TASK GOAL –
Each entry below must be repeated word for word.
::: EXTRACTED RECORDS
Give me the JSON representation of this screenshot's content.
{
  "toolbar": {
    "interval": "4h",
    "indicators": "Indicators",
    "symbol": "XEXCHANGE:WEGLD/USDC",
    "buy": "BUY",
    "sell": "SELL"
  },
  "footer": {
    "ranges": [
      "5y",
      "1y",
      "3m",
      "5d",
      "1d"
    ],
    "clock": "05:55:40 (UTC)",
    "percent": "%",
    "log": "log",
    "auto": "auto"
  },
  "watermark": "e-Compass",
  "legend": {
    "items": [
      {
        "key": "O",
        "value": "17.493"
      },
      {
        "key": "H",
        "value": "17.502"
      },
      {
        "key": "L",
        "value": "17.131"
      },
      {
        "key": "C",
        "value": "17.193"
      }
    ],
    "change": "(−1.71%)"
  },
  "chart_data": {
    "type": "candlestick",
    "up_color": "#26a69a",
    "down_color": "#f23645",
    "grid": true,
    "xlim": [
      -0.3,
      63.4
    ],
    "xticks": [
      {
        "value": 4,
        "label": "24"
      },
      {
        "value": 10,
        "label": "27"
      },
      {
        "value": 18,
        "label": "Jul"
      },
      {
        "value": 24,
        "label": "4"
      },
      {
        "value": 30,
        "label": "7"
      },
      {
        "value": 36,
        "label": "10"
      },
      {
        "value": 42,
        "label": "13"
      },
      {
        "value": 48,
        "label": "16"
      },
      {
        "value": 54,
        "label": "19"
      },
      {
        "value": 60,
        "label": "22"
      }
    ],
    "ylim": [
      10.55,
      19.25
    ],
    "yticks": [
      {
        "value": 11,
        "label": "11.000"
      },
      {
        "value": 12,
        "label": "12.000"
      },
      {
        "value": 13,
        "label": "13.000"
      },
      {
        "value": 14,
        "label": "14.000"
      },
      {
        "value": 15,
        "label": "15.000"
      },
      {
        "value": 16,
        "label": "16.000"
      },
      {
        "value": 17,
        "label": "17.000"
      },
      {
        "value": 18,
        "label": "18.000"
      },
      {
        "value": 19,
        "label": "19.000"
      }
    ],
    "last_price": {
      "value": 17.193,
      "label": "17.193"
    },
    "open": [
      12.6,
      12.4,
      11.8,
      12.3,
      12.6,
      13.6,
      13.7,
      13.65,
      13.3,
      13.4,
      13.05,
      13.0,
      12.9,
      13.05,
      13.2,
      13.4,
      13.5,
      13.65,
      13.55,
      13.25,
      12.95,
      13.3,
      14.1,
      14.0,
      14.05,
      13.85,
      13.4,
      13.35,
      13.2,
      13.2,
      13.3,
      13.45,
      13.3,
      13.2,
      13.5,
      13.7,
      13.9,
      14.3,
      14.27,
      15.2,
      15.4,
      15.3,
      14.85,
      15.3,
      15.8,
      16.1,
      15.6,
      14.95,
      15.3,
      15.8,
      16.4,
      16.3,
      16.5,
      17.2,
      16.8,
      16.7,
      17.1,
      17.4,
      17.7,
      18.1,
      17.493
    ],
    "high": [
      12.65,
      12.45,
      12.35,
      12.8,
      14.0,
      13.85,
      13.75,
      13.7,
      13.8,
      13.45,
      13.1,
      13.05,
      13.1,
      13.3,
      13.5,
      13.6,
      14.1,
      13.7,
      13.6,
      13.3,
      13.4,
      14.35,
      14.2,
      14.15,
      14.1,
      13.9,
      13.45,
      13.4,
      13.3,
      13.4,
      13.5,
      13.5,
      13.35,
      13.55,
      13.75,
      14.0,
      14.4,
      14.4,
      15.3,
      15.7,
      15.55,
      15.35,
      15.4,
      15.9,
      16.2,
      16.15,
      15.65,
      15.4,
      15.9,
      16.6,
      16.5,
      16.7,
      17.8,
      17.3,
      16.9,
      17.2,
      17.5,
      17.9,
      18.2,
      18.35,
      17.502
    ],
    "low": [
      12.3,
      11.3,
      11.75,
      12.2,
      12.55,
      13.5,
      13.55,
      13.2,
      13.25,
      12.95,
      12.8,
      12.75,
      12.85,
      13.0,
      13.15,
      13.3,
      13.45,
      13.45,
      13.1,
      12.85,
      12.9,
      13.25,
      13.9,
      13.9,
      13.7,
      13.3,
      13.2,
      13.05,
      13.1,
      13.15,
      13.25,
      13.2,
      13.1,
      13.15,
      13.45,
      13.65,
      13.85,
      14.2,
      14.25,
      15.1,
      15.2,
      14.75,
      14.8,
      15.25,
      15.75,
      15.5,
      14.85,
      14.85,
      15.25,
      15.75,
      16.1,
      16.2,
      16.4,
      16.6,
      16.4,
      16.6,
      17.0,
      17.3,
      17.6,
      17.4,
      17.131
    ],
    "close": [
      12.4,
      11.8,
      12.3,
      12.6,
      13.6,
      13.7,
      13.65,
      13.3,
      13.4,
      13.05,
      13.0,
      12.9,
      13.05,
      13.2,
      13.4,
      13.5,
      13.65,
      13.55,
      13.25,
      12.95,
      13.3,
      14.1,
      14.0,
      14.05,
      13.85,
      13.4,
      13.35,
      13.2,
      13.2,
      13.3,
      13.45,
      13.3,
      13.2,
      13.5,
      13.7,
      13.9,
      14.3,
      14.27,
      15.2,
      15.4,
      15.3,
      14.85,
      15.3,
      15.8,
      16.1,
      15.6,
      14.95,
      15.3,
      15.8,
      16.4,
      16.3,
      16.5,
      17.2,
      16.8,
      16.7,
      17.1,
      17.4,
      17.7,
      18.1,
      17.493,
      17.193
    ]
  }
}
::::::
EXPECTED ANSWER –
Give me the JSON representation of this screenshot's content.
{
  "toolbar": {
    "interval": "4h",
    "indicators": "Indicators",
    "symbol": "XEXCHANGE:WEGLD/USDC",
    "buy": "BUY",
    "sell": "SELL"
  },
  "footer": {
    "ranges": [
      "5y",
      "1y",
      "3m",
      "5d",
      "1d"
    ],
    "clock": "05:55:40 (UTC)",
    "percent": "%",
    "log": "log",
    "auto": "auto"
  },
  "watermark": "e-Compass",
  "legend": {
    "items": [
      {
        "key": "O",
        "value": "17.493"
      },
      {
        "key": "H",
        "value": "17.502"
      },
      {
        "key": "L",
        "value": "17.131"
      },
      {
        "key": "C",
        "value": "17.193"
      }
    ],
    "change": "(−1.71%)"
  },
  "chart_data": {
    "type": "candlestick",
    "up_color": "#26a69a",
    "down_color": "#f23645",
    "grid": true,
    "xlim": [
      -0.3,
      63.4
    ],
    "xticks": [
      {
        "value": 4,
        "label": "24"
      },
      {
        "value": 10,
        "label": "27"
      },
      {
        "value": 18,
        "label": "Jul"
      },
      {
        "value": 24,
        "label": "4"
      },
      {
        "value": 30,
        "label": "7"
      },
      {
        "value": 36,
        "label": "10"
      },
      {
        "value": 42,
        "label": "13"
      },
      {
        "value": 48,
        "label": "16"
      },
      {
        "value": 54,
        "label": "19"
      },
      {
        "value": 60,
        "label": "22"
      }
    ],
    "ylim": [
      10.55,
      19.25
    ],
    "yticks": [
      {
        "value": 11,
        "label": "11.000"
      },
      {
        "value": 12,
        "label": "12.000"
      },
      {
        "value": 13,
        "label": "13.000"
      },
      {
        "value": 14,
        "label": "14.000"
      },
      {
        "value": 15,
        "label": "15.000"
      },
      {
        "value": 16,
        "label": "16.000"
      },
      {
        "value": 17,
        "label": "17.000"
      },
      {
        "value": 18,
        "label": "18.000"
      },
      {
        "value": 19,
        "label": "19.000"
      }
    ],
    "last_price": {
      "value": 17.193,
      "label": "17.193"
    },
    "open": [
      12.6,
      12.4,
      11.8,
      12.3,
      12.6,
      13.6,
      13.7,
      13.65,
      13.3,
      13.4,
      13.05,
      13.0,
      12.9,
      13.05,
      13.2,
      13.4,
      13.5,
      13.65,
      13.55,
      13.25,
      12.95,
      13.3,
      14.1,
      14.0,
      14.05,
      13.85,
      13.4,
      13.35,
      13.2,
      13.2,
      13.3,
      13.45,
      13.3,
      13.2,
      13.5,
      13.7,
      13.9,
      14.3,
      14.27,
      15.2,
      15.4,
      15.3,
      14.85,
      15.3,
      15.8,
      16.1,
      15.6,
      14.95,
      15.3,
      15.8,
      16.4,
      16.3,
      16.5,
      17.2,
      16.8,
      16.7,
      17.1,
      17.4,
      17.7,
      18.1,
      17.493
    ],
    "high": [
      12.65,
      12.45,
      12.35,
      12.8,
      14.0,
      13.85,
      13.75,
      13.7,
      13.8,
      13.45,
      13.1,
      13.05,
      13.1,
      13.3,
      13.5,
      13.6,
      14.1,
      13.7,
      13.6,
      13.3,
      13.4,
      14.35,
      14.2,
      14.15,
      14.1,
      13.9,
      13.45,
      13.4,
      13.3,
      13.4,
      13.5,
      13.5,
      13.35,
      13.55,
      13.75,
      14.0,
      14.4,
      14.4,
      15.3,
      15.7,
      15.55,
      15.35,
      15.4,
      15.9,
      16.2,
      16.15,
      15.65,
      15.4,
      15.9,
      16.6,
      16.5,
      16.7,
      17.8,
      17.3,
      16.9,
      17.2,
      17.5,
      17.9,
      18.2,
      18.35,
      17.502
    ],
    "low": [
      12.3,
      11.3,
      11.75,
      12.2,
      12.55,
      13.5,
      13.55,
      13.2,
      13.25,
      12.95,
      12.8,
      12.75,
      12.85,
      13.0,
      13.15,
      13.3,
      13.45,
      13.45,
      13.1,
      12.85,
      12.9,
      13.25,
      13.9,
      13.9,
      13.7,
      13.3,
      13.2,
      13.05,
      13.1,
      13.15,
      13.25,
      13.2,
      13.1,
      13.15,
      13.45,
      13.65,
      13.85,
      14.2,
      14.25,
      15.1,
      15.2,
      14.75,
      14.8,
      15.25,
      15.75,
      15.5,
      14.85,
      14.85,
      15.25,
      15.75,
      16.1,
      16.2,
      16.4,
      16.6,
      16.4,
      16.6,
      17.0,
      17.3,
      17.6,
      17.4,
      17.131
    ],
    "close": [
      12.4,
      11.8,
      12.3,
      12.6,
      13.6,
      13.7,
      13.65,
      13.3,
      13.4,
      13.05,
      13.0,
      12.9,
      13.05,
      13.2,
      13.4,
      13.5,
      13.65,
      13.55,
      13.25,
      12.95,
      13.3,
      14.1,
      14.0,
      14.05,
      13.85,
      13.4,
      13.35,
      13.2,
      13.2,
      13.3,
      13.45,
      13.3,
      13.2,
      13.5,
      13.7,
      13.9,
      14.3,
      14.27,
      15.2,
      15.4,
      15.3,
      14.85,
      15.3,
      15.8,
      16.1,
      15.6,
      14.95,
      15.3,
      15.8,
      16.4,
      16.3,
      16.5,
      17.2,
      16.8,
      16.7,
      17.1,
      17.4,
      17.7,
      18.1,
      17.493,
      17.193
    ]
  }
}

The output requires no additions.